EXERCISE GOAL →
Output the material below in its entirety, exactly as given.

-------- INPUT ROWS --------

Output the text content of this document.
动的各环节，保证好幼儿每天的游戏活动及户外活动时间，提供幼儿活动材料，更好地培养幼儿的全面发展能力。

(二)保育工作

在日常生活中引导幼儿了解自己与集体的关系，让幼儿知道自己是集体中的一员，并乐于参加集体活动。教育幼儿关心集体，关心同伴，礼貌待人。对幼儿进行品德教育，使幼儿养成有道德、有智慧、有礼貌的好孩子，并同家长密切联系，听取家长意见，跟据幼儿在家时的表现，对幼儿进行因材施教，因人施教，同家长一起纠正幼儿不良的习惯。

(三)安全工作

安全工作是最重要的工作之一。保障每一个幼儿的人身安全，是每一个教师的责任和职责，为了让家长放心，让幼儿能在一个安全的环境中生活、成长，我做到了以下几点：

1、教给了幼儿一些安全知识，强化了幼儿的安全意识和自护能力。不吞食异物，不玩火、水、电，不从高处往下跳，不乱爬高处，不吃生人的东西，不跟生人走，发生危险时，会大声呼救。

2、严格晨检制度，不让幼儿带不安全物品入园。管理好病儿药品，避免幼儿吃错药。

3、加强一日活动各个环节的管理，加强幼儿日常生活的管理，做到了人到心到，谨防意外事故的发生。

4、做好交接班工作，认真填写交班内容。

--------

REPLY →
Output the text content of this document.
动的各环节，保证好幼儿每天的游戏活动及户外活动时间，提供幼儿活动材料，更好地培养幼儿的全面发展能力。

(二)保育工作

在日常生活中引导幼儿了解自己与集体的关系，让幼儿知道自己是集体中的一员，并乐于参加集体活动。教育幼儿关心集体，关心同伴，礼貌待人。对幼儿进行品德教育，使幼儿养成有道德、有智慧、有礼貌的好孩子，并同家长密切联系，听取家长意见，跟据幼儿在家时的表现，对幼儿进行因材施教，因人施教，同家长一起纠正幼儿不良的习惯。

(三)安全工作

安全工作是最重要的工作之一。保障每一个幼儿的人身安全，是每一个教师的责任和职责，为了让家长放心，让幼儿能在一个安全的环境中生活、成长，我做到了以下几点：

1、教给了幼儿一些安全知识，强化了幼儿的安全意识和自护能力。不吞食异物，不玩火、水、电，不从高处往下跳，不乱爬高处，不吃生人的东西，不跟生人走，发生危险时，会大声呼救。

2、严格晨检制度，不让幼儿带不安全物品入园。管理好病儿药品，避免幼儿吃错药。

3、加强一日活动各个环节的管理，加强幼儿日常生活的管理，做到了人到心到，谨防意外事故的发生。

4、做好交接班工作，认真填写交班内容。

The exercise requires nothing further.